Problem description: For every line in the data below that contains "Clinical", copy the line.

Available data:

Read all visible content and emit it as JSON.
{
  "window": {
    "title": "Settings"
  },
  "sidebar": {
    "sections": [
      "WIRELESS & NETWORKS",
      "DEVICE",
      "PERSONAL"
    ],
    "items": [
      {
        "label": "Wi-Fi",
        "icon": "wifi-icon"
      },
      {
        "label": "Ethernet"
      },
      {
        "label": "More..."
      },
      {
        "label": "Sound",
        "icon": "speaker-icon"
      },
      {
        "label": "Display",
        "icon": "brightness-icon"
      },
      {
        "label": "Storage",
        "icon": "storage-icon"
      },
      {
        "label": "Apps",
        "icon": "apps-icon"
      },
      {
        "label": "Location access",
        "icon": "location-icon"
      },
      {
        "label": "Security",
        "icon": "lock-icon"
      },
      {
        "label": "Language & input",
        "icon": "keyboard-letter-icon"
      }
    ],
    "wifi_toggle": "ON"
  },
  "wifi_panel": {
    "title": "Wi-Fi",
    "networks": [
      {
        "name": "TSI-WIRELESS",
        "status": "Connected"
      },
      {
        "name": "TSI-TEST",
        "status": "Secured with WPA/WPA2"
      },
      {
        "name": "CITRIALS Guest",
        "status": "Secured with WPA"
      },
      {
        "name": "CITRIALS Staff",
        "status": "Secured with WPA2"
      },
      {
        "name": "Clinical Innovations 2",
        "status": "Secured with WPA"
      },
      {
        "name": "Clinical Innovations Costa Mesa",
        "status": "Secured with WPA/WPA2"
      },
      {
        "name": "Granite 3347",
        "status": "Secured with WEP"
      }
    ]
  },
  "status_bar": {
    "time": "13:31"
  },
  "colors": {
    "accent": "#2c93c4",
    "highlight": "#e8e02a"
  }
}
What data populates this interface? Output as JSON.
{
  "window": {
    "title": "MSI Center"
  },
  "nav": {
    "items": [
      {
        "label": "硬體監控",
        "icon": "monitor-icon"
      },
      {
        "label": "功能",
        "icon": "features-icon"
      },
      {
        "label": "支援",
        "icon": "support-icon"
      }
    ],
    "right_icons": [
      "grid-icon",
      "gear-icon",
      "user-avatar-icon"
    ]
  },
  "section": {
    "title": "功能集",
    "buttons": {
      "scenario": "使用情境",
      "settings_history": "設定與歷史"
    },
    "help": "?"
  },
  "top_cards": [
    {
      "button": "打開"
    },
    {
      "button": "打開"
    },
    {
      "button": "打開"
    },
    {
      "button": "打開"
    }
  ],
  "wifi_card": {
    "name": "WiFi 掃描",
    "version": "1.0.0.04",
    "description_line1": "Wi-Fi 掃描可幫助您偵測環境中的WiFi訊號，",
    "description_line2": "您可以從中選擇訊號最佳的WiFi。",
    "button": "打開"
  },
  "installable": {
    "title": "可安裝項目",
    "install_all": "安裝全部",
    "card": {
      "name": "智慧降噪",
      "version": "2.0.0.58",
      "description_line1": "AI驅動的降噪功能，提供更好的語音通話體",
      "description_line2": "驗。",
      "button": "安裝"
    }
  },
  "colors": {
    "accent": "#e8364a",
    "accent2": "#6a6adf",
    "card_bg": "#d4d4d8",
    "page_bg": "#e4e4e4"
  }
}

Answer below:
        "name": "Clinical Innovations 2",
        "name": "Clinical Innovations Costa Mesa",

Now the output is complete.